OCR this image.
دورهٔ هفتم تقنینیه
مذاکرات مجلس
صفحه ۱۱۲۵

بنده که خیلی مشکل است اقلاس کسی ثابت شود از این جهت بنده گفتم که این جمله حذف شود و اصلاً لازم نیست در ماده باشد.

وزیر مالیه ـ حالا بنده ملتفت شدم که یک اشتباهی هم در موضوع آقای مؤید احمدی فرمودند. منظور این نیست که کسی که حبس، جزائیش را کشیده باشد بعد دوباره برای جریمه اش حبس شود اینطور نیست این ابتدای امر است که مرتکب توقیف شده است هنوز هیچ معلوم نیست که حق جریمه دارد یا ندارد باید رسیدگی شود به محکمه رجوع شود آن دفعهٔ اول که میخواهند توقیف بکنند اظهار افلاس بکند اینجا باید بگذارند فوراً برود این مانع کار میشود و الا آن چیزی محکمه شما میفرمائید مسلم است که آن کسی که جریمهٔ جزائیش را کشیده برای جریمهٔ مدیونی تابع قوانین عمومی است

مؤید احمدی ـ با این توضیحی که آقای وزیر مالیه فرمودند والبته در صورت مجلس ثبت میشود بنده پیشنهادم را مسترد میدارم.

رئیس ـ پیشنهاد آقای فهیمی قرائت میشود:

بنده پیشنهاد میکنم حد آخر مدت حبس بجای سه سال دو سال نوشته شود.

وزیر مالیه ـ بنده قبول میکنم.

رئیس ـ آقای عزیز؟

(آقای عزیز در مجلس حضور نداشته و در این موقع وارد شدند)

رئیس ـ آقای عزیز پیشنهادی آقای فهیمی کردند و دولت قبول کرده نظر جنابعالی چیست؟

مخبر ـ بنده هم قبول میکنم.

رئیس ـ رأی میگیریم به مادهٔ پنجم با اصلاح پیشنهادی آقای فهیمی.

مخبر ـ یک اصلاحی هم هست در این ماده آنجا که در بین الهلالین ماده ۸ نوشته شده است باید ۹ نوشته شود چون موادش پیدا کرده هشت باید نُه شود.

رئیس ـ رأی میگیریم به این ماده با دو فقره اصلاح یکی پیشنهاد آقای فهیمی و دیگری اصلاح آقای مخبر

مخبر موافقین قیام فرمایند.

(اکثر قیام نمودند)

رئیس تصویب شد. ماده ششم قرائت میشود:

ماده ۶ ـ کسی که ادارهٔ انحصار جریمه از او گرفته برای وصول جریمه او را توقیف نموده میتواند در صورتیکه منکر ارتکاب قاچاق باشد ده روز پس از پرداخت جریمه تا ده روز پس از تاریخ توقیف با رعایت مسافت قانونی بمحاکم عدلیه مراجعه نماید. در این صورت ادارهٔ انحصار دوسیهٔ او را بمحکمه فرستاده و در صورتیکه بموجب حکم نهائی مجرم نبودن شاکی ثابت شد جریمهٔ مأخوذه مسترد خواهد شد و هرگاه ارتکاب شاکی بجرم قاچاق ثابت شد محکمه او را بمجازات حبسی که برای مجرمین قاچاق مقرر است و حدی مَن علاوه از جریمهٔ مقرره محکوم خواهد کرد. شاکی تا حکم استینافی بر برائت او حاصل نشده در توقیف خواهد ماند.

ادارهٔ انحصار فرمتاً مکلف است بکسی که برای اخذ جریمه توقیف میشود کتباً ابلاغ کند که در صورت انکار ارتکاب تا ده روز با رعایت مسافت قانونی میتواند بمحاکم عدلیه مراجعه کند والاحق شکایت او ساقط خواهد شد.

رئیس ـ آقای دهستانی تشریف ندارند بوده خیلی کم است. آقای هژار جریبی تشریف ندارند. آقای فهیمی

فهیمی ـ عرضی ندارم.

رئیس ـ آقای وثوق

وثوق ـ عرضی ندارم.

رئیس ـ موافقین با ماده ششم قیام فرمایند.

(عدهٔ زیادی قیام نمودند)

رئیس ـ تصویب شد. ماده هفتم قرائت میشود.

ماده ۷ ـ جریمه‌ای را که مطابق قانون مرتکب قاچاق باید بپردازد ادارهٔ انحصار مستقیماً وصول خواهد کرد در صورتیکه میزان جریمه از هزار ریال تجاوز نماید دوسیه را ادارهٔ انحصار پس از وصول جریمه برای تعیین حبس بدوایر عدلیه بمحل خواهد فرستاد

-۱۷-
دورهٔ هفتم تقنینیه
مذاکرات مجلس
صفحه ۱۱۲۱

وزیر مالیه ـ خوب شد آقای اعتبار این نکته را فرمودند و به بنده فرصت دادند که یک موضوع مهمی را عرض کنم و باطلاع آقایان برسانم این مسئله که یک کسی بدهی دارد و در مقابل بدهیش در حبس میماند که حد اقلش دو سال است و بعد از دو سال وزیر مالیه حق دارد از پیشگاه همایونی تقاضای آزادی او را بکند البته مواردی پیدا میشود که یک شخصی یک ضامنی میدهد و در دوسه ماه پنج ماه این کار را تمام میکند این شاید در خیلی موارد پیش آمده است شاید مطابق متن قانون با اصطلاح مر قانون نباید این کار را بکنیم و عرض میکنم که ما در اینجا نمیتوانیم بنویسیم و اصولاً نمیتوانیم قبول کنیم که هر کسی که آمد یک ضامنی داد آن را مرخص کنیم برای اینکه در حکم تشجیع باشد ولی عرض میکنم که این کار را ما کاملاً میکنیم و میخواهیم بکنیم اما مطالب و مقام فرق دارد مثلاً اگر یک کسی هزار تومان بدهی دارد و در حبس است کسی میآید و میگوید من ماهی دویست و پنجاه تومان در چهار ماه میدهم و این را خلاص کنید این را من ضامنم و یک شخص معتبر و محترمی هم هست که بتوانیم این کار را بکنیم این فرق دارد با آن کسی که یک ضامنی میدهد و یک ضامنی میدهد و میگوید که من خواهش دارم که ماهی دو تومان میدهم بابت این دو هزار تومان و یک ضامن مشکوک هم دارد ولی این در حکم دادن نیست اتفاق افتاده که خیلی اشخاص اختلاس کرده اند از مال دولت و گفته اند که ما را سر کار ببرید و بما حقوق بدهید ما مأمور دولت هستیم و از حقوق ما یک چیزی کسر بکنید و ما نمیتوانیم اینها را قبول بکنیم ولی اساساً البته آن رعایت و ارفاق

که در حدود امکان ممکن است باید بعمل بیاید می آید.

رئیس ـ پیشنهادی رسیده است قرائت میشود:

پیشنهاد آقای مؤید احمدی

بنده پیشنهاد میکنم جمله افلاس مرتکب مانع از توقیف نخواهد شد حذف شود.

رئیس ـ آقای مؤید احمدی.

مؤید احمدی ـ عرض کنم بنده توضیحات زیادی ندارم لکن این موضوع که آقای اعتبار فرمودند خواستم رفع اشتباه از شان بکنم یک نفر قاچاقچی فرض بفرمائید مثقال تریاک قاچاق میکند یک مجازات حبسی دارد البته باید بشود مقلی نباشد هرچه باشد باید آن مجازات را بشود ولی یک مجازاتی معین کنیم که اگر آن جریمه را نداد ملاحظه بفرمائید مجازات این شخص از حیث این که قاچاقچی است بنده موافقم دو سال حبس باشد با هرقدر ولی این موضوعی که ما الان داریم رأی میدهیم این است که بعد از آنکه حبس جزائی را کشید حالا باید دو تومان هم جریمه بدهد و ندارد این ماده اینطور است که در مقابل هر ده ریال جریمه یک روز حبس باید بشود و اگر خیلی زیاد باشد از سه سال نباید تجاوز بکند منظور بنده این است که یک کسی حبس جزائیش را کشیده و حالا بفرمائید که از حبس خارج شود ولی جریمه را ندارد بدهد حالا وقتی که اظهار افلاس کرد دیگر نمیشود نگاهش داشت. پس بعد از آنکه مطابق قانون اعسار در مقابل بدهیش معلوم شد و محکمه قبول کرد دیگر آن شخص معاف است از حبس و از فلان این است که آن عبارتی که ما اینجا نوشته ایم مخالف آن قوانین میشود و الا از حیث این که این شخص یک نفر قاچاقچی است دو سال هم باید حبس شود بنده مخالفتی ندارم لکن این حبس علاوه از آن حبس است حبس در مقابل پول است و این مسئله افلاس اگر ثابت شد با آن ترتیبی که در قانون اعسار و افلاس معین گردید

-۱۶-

Exercise prompt: Search the records above for "نمودند". Copy each line where it is found.

Exercise output:
(اکثر قیام نمودند)
(عدهٔ زیادی قیام نمودند)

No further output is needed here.